**Short exercise:** In the records that follow, show each line where the word "name" is present.

**Supplied records:**
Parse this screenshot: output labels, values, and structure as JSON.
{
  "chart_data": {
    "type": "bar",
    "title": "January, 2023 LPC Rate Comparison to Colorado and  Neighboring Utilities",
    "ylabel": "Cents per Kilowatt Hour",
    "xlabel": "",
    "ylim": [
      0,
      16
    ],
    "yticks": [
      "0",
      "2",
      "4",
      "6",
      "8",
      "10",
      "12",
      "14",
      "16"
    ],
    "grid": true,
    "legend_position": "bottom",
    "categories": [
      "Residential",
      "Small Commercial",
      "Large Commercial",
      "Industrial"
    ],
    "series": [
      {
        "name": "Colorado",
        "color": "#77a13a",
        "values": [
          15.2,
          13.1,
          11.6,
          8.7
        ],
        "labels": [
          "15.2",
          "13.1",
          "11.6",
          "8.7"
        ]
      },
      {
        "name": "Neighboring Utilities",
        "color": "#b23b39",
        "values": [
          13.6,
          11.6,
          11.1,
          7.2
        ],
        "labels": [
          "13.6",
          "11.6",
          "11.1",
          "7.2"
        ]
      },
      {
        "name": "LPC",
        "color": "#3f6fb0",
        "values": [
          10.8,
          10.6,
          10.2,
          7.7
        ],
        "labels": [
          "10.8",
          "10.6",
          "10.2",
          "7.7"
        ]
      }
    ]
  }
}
==
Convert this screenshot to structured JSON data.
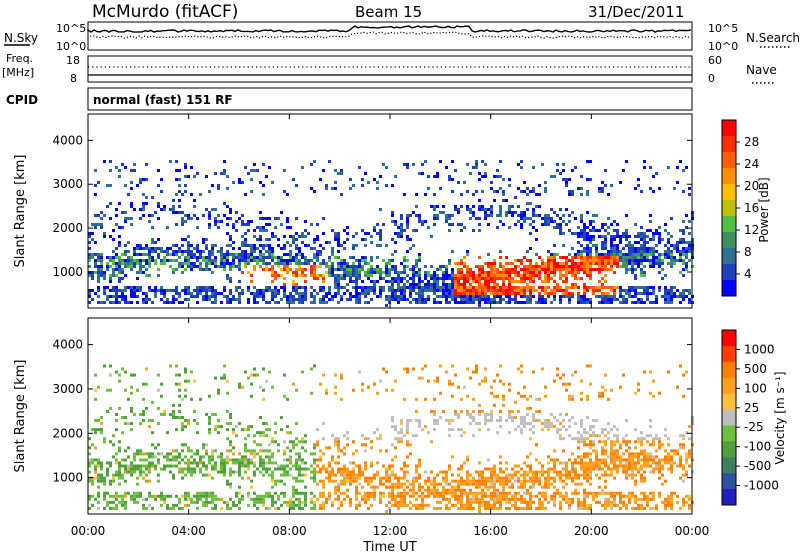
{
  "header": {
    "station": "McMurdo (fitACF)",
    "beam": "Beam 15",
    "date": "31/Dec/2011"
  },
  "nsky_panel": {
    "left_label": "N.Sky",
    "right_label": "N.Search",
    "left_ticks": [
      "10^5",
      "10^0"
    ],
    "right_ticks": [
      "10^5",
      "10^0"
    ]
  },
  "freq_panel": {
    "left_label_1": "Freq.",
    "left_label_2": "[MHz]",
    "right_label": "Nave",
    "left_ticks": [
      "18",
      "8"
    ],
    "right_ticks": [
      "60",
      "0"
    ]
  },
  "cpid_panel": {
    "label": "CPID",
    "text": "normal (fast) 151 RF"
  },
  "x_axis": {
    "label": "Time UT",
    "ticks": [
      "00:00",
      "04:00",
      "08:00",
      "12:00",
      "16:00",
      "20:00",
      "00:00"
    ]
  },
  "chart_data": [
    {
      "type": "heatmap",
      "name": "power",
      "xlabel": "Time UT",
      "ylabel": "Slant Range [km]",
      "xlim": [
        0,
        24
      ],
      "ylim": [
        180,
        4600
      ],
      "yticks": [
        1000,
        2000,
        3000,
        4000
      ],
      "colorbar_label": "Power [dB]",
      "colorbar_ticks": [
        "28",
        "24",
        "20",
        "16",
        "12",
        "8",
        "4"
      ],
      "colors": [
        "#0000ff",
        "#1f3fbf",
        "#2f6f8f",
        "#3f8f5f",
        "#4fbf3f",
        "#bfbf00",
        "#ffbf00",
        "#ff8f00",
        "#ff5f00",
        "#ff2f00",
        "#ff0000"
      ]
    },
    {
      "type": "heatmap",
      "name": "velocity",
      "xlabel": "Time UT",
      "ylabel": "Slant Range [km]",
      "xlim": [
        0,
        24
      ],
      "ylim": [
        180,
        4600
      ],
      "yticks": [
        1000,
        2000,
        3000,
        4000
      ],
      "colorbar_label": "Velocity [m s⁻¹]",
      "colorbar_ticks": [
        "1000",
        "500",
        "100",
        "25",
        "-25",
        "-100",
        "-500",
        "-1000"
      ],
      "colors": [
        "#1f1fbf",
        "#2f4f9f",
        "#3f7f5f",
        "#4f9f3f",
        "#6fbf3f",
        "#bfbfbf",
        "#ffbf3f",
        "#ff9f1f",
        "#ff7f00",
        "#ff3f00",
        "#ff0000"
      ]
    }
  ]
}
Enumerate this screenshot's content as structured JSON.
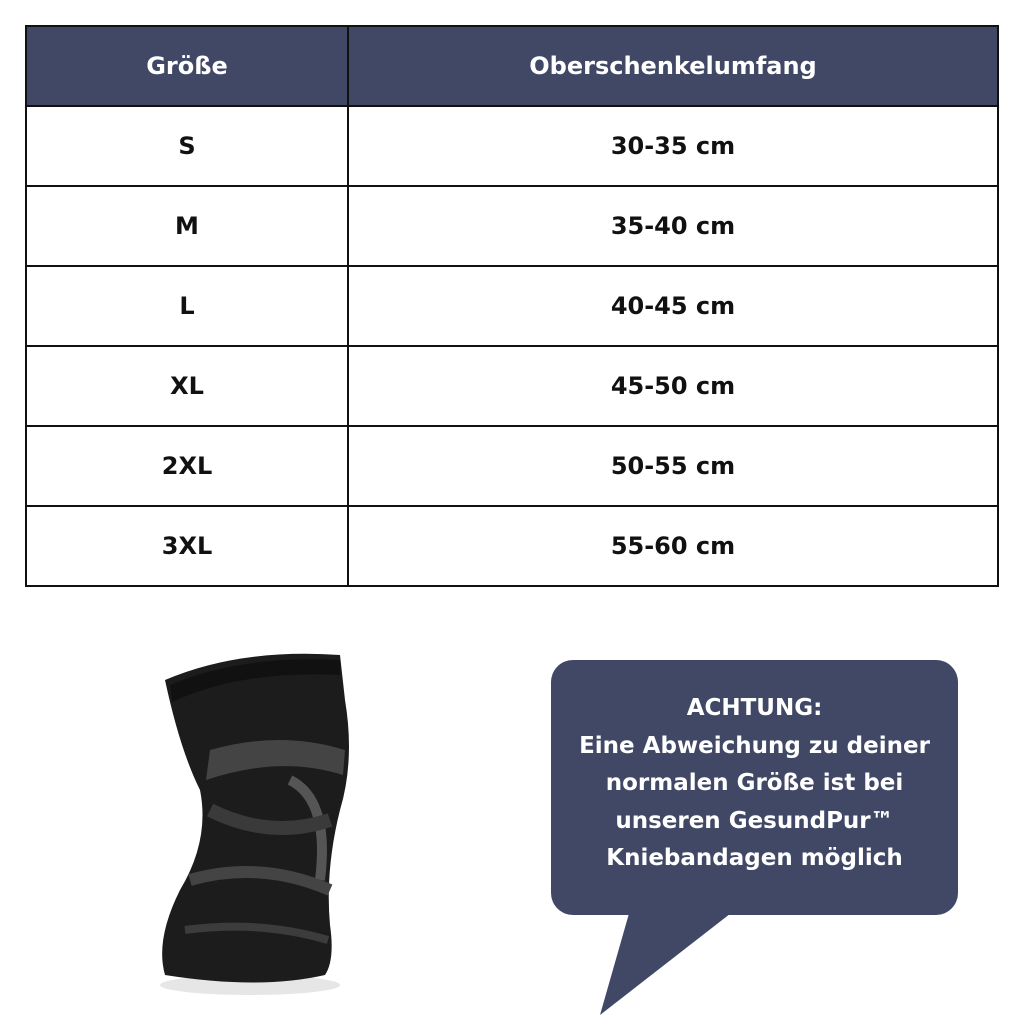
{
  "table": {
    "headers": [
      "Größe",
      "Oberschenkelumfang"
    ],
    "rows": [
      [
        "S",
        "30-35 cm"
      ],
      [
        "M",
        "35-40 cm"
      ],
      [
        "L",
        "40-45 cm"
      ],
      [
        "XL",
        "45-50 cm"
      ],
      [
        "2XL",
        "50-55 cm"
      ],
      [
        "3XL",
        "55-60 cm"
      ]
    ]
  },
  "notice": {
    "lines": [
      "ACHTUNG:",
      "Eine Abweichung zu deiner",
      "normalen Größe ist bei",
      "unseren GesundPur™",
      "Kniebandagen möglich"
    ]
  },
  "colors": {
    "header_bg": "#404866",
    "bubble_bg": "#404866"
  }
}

**Correct output:**
        "name": "Colorado",
        "name": "Neighboring Utilities",
        "name": "LPC",
      "name": "power",
      "name": "velocity",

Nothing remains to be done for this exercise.